■ Dataset:

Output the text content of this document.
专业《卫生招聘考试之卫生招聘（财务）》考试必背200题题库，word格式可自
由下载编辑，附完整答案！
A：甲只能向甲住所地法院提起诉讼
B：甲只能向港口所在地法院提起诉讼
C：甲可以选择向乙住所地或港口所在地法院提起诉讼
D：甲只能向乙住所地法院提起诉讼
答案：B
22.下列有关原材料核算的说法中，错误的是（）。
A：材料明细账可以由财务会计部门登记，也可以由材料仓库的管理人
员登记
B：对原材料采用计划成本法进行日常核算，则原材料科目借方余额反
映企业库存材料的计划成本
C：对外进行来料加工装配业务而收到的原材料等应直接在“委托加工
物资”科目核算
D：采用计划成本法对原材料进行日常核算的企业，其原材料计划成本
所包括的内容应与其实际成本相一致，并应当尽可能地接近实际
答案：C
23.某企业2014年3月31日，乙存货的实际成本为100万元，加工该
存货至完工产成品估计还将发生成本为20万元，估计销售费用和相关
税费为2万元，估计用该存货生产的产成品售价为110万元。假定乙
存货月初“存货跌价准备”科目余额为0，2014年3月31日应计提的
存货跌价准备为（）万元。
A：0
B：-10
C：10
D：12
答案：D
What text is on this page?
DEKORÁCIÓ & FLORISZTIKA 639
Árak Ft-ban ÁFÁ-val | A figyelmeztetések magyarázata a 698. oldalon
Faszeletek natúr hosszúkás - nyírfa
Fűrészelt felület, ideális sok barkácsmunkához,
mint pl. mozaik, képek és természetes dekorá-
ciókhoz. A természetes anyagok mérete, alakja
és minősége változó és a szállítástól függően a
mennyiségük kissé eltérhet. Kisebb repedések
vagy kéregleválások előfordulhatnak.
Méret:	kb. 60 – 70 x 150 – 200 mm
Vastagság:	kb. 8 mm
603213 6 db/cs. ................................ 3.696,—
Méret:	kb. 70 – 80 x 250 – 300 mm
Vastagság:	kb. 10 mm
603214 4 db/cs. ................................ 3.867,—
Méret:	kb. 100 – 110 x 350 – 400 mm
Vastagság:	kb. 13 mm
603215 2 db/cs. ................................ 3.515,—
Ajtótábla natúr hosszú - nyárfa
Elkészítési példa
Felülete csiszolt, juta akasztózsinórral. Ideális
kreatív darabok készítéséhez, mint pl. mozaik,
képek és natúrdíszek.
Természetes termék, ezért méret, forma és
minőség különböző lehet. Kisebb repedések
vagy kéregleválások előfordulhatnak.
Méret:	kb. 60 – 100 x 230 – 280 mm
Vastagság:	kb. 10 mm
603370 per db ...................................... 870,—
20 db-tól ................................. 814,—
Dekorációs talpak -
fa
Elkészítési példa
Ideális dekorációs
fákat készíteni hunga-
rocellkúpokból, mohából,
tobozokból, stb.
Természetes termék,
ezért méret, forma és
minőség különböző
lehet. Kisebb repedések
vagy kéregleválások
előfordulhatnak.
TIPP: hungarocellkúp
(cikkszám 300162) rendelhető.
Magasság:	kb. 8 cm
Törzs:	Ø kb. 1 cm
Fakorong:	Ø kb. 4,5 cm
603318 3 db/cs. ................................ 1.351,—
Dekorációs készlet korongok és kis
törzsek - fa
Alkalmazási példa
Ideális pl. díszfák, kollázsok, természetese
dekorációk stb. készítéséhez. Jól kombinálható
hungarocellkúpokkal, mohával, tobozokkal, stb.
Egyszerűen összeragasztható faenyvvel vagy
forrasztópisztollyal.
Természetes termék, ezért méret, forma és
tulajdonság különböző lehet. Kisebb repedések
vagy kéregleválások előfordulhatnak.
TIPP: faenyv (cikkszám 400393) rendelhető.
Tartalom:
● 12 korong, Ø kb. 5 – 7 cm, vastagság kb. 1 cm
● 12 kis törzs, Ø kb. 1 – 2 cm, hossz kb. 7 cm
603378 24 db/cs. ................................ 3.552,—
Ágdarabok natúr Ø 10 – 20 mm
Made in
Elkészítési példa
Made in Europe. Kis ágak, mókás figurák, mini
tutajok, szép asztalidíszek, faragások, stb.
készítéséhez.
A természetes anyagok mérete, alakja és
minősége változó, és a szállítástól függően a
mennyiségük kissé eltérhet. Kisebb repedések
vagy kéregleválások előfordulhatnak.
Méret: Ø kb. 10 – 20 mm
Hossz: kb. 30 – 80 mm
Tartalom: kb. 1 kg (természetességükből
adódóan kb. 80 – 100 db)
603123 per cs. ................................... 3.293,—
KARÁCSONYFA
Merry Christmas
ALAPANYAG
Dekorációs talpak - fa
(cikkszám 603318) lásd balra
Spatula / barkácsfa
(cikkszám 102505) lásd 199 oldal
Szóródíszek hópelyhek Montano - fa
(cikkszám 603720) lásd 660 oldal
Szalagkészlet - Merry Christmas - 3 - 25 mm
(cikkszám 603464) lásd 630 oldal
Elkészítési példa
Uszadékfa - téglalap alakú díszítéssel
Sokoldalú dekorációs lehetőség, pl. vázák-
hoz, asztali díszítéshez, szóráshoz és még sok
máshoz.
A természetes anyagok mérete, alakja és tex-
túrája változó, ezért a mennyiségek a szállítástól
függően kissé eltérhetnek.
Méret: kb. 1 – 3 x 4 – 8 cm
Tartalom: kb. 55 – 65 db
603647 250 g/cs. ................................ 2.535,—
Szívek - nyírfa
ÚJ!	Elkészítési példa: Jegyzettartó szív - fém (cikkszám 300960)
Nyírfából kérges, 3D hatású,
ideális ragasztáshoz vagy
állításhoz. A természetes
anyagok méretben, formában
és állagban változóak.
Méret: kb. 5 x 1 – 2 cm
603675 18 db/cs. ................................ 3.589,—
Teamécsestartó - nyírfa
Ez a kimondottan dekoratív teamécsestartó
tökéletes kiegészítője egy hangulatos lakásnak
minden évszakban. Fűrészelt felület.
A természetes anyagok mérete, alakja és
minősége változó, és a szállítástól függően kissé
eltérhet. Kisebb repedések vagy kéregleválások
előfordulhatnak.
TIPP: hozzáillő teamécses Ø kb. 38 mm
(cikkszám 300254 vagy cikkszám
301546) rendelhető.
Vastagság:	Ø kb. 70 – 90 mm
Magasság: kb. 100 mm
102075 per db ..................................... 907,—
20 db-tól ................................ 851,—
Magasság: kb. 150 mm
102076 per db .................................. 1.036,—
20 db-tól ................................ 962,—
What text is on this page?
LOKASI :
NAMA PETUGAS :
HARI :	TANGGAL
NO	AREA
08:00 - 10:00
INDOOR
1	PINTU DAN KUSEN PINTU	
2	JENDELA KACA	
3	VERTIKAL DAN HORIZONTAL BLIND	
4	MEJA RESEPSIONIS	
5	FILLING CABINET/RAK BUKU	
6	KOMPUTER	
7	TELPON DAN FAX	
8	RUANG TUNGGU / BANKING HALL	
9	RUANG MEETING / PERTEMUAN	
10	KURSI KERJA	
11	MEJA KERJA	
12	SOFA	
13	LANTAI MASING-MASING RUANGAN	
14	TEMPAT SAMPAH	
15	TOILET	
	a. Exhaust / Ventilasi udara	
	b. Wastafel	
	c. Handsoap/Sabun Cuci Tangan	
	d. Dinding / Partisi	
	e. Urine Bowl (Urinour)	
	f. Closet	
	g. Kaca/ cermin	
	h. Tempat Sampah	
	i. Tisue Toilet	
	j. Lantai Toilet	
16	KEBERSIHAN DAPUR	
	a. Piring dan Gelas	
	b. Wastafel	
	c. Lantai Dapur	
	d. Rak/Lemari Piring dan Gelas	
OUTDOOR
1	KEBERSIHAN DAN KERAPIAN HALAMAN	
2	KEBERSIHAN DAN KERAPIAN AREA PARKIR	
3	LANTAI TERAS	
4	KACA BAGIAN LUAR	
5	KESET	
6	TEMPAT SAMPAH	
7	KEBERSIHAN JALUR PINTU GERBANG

■ Requirements:
Extract all lines containing the word "KEBERSIHAN".

■ Task result:
16	KEBERSIHAN DAPUR	
1	KEBERSIHAN DAN KERAPIAN HALAMAN	
2	KEBERSIHAN DAN KERAPIAN AREA PARKIR	
7	KEBERSIHAN JALUR PINTU GERBANG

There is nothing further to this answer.